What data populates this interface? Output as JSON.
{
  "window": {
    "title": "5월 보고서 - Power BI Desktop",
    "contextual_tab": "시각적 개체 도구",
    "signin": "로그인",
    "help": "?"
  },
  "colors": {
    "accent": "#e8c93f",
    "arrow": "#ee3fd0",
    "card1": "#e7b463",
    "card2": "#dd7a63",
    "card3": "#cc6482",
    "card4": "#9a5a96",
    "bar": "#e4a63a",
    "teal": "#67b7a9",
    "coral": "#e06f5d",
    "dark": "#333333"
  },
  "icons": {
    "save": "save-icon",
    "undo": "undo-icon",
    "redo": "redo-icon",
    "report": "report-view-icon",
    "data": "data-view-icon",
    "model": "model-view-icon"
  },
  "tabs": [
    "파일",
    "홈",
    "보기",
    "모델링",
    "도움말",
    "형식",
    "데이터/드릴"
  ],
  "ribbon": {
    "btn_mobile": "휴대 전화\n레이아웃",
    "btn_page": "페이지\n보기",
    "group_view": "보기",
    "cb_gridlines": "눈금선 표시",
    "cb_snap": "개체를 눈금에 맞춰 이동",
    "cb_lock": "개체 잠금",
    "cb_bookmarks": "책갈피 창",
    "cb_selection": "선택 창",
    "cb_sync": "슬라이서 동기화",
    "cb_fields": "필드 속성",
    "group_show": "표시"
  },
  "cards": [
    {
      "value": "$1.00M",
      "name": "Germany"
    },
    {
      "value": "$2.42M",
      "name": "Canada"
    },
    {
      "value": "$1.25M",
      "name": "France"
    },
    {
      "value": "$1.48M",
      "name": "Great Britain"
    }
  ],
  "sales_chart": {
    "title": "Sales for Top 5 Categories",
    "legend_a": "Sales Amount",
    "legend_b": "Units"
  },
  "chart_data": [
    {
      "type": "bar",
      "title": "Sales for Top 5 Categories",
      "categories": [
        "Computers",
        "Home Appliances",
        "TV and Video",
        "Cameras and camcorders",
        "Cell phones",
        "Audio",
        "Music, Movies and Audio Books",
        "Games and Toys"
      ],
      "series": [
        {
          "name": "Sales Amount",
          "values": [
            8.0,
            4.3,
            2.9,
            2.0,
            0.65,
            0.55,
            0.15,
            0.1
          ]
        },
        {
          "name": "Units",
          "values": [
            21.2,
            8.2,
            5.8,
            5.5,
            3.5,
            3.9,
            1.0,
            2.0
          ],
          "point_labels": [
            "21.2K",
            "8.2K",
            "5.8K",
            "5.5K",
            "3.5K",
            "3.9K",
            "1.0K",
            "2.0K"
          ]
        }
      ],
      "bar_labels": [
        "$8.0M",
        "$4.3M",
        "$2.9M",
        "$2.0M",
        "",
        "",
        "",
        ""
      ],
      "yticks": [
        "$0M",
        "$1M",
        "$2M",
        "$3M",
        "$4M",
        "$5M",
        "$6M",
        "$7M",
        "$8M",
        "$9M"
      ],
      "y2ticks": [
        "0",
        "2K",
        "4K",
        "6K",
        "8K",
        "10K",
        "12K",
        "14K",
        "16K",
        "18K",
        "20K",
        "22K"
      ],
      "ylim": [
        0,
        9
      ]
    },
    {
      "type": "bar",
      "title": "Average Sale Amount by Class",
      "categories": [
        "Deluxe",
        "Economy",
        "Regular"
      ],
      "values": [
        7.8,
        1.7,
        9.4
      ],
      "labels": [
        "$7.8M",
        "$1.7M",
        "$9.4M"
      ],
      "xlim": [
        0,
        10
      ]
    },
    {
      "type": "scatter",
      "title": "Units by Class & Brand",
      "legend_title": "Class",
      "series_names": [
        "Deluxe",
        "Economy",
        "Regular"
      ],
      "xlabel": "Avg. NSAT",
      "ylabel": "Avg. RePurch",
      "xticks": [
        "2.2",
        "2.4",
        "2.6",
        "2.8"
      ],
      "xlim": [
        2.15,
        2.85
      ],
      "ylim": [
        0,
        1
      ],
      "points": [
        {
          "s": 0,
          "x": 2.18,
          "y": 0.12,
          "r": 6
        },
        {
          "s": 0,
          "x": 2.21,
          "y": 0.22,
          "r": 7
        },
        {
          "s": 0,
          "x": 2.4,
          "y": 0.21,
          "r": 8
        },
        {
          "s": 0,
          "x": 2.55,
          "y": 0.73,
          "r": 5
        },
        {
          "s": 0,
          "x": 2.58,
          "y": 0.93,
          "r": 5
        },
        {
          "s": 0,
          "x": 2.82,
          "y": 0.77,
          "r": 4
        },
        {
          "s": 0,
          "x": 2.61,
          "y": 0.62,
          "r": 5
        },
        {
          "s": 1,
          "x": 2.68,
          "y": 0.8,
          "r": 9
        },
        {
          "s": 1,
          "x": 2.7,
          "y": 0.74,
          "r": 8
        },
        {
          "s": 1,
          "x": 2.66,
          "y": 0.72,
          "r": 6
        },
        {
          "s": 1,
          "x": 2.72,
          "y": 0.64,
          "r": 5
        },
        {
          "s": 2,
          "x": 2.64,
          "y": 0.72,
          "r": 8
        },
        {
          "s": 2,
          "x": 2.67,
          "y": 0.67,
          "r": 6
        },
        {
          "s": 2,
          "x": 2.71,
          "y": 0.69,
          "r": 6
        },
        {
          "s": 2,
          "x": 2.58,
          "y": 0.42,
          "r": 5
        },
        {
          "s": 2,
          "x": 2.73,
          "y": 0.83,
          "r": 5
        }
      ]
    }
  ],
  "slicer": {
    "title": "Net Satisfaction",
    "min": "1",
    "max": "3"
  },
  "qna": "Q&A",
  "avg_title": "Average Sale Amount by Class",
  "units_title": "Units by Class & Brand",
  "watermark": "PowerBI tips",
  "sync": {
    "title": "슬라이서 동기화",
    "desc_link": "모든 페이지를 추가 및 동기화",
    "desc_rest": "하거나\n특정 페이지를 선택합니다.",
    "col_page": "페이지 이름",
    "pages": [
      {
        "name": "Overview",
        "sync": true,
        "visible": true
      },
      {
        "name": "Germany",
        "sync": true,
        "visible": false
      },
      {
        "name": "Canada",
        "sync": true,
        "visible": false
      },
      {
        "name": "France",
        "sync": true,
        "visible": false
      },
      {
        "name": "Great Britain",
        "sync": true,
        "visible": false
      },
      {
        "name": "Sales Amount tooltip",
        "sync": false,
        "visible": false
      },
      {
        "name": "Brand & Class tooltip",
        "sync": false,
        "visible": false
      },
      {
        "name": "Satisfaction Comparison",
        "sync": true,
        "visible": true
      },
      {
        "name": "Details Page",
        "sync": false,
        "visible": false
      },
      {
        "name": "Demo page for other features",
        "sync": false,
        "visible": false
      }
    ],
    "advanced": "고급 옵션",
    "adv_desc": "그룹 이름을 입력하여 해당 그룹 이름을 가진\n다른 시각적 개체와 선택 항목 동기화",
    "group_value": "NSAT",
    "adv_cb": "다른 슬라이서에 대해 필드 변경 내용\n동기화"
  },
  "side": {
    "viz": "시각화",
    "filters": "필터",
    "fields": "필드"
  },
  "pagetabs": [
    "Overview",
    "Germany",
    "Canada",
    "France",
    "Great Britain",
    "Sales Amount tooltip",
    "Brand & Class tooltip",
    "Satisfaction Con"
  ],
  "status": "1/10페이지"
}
--------------------------------
Work instructions
From the records above, please extract every line and repeat it exactly.

Full response
What data populates this interface? Output as JSON.
{
  "window": {
    "title": "5월 보고서 - Power BI Desktop",
    "contextual_tab": "시각적 개체 도구",
    "signin": "로그인",
    "help": "?"
  },
  "colors": {
    "accent": "#e8c93f",
    "arrow": "#ee3fd0",
    "card1": "#e7b463",
    "card2": "#dd7a63",
    "card3": "#cc6482",
    "card4": "#9a5a96",
    "bar": "#e4a63a",
    "teal": "#67b7a9",
    "coral": "#e06f5d",
    "dark": "#333333"
  },
  "icons": {
    "save": "save-icon",
    "undo": "undo-icon",
    "redo": "redo-icon",
    "report": "report-view-icon",
    "data": "data-view-icon",
    "model": "model-view-icon"
  },
  "tabs": [
    "파일",
    "홈",
    "보기",
    "모델링",
    "도움말",
    "형식",
    "데이터/드릴"
  ],
  "ribbon": {
    "btn_mobile": "휴대 전화\n레이아웃",
    "btn_page": "페이지\n보기",
    "group_view": "보기",
    "cb_gridlines": "눈금선 표시",
    "cb_snap": "개체를 눈금에 맞춰 이동",
    "cb_lock": "개체 잠금",
    "cb_bookmarks": "책갈피 창",
    "cb_selection": "선택 창",
    "cb_sync": "슬라이서 동기화",
    "cb_fields": "필드 속성",
    "group_show": "표시"
  },
  "cards": [
    {
      "value": "$1.00M",
      "name": "Germany"
    },
    {
      "value": "$2.42M",
      "name": "Canada"
    },
    {
      "value": "$1.25M",
      "name": "France"
    },
    {
      "value": "$1.48M",
      "name": "Great Britain"
    }
  ],
  "sales_chart": {
    "title": "Sales for Top 5 Categories",
    "legend_a": "Sales Amount",
    "legend_b": "Units"
  },
  "chart_data": [
    {
      "type": "bar",
      "title": "Sales for Top 5 Categories",
      "categories": [
        "Computers",
        "Home Appliances",
        "TV and Video",
        "Cameras and camcorders",
        "Cell phones",
        "Audio",
        "Music, Movies and Audio Books",
        "Games and Toys"
      ],
      "series": [
        {
          "name": "Sales Amount",
          "values": [
            8.0,
            4.3,
            2.9,
            2.0,
            0.65,
            0.55,
            0.15,
            0.1
          ]
        },
        {
          "name": "Units",
          "values": [
            21.2,
            8.2,
            5.8,
            5.5,
            3.5,
            3.9,
            1.0,
            2.0
          ],
          "point_labels": [
            "21.2K",
            "8.2K",
            "5.8K",
            "5.5K",
            "3.5K",
            "3.9K",
            "1.0K",
            "2.0K"
          ]
        }
      ],
      "bar_labels": [
        "$8.0M",
        "$4.3M",
        "$2.9M",
        "$2.0M",
        "",
        "",
        "",
        ""
      ],
      "yticks": [
        "$0M",
        "$1M",
        "$2M",
        "$3M",
        "$4M",
        "$5M",
        "$6M",
        "$7M",
        "$8M",
        "$9M"
      ],
      "y2ticks": [
        "0",
        "2K",
        "4K",
        "6K",
        "8K",
        "10K",
        "12K",
        "14K",
        "16K",
        "18K",
        "20K",
        "22K"
      ],
      "ylim": [
        0,
        9
      ]
    },
    {
      "type": "bar",
      "title": "Average Sale Amount by Class",
      "categories": [
        "Deluxe",
        "Economy",
        "Regular"
      ],
      "values": [
        7.8,
        1.7,
        9.4
      ],
      "labels": [
        "$7.8M",
        "$1.7M",
        "$9.4M"
      ],
      "xlim": [
        0,
        10
      ]
    },
    {
      "type": "scatter",
      "title": "Units by Class & Brand",
      "legend_title": "Class",
      "series_names": [
        "Deluxe",
        "Economy",
        "Regular"
      ],
      "xlabel": "Avg. NSAT",
      "ylabel": "Avg. RePurch",
      "xticks": [
        "2.2",
        "2.4",
        "2.6",
        "2.8"
      ],
      "xlim": [
        2.15,
        2.85
      ],
      "ylim": [
        0,
        1
      ],
      "points": [
        {
          "s": 0,
          "x": 2.18,
          "y": 0.12,
          "r": 6
        },
        {
          "s": 0,
          "x": 2.21,
          "y": 0.22,
          "r": 7
        },
        {
          "s": 0,
          "x": 2.4,
          "y": 0.21,
          "r": 8
        },
        {
          "s": 0,
          "x": 2.55,
          "y": 0.73,
          "r": 5
        },
        {
          "s": 0,
          "x": 2.58,
          "y": 0.93,
          "r": 5
        },
        {
          "s": 0,
          "x": 2.82,
          "y": 0.77,
          "r": 4
        },
        {
          "s": 0,
          "x": 2.61,
          "y": 0.62,
          "r": 5
        },
        {
          "s": 1,
          "x": 2.68,
          "y": 0.8,
          "r": 9
        },
        {
          "s": 1,
          "x": 2.7,
          "y": 0.74,
          "r": 8
        },
        {
          "s": 1,
          "x": 2.66,
          "y": 0.72,
          "r": 6
        },
        {
          "s": 1,
          "x": 2.72,
          "y": 0.64,
          "r": 5
        },
        {
          "s": 2,
          "x": 2.64,
          "y": 0.72,
          "r": 8
        },
        {
          "s": 2,
          "x": 2.67,
          "y": 0.67,
          "r": 6
        },
        {
          "s": 2,
          "x": 2.71,
          "y": 0.69,
          "r": 6
        },
        {
          "s": 2,
          "x": 2.58,
          "y": 0.42,
          "r": 5
        },
        {
          "s": 2,
          "x": 2.73,
          "y": 0.83,
          "r": 5
        }
      ]
    }
  ],
  "slicer": {
    "title": "Net Satisfaction",
    "min": "1",
    "max": "3"
  },
  "qna": "Q&A",
  "avg_title": "Average Sale Amount by Class",
  "units_title": "Units by Class & Brand",
  "watermark": "PowerBI tips",
  "sync": {
    "title": "슬라이서 동기화",
    "desc_link": "모든 페이지를 추가 및 동기화",
    "desc_rest": "하거나\n특정 페이지를 선택합니다.",
    "col_page": "페이지 이름",
    "pages": [
      {
        "name": "Overview",
        "sync": true,
        "visible": true
      },
      {
        "name": "Germany",
        "sync": true,
        "visible": false
      },
      {
        "name": "Canada",
        "sync": true,
        "visible": false
      },
      {
        "name": "France",
        "sync": true,
        "visible": false
      },
      {
        "name": "Great Britain",
        "sync": true,
        "visible": false
      },
      {
        "name": "Sales Amount tooltip",
        "sync": false,
        "visible": false
      },
      {
        "name": "Brand & Class tooltip",
        "sync": false,
        "visible": false
      },
      {
        "name": "Satisfaction Comparison",
        "sync": true,
        "visible": true
      },
      {
        "name": "Details Page",
        "sync": false,
        "visible": false
      },
      {
        "name": "Demo page for other features",
        "sync": false,
        "visible": false
      }
    ],
    "advanced": "고급 옵션",
    "adv_desc": "그룹 이름을 입력하여 해당 그룹 이름을 가진\n다른 시각적 개체와 선택 항목 동기화",
    "group_value": "NSAT",
    "adv_cb": "다른 슬라이서에 대해 필드 변경 내용\n동기화"
  },
  "side": {
    "viz": "시각화",
    "filters": "필터",
    "fields": "필드"
  },
  "pagetabs": [
    "Overview",
    "Germany",
    "Canada",
    "France",
    "Great Britain",
    "Sales Amount tooltip",
    "Brand & Class tooltip",
    "Satisfaction Con"
  ],
  "status": "1/10페이지"
}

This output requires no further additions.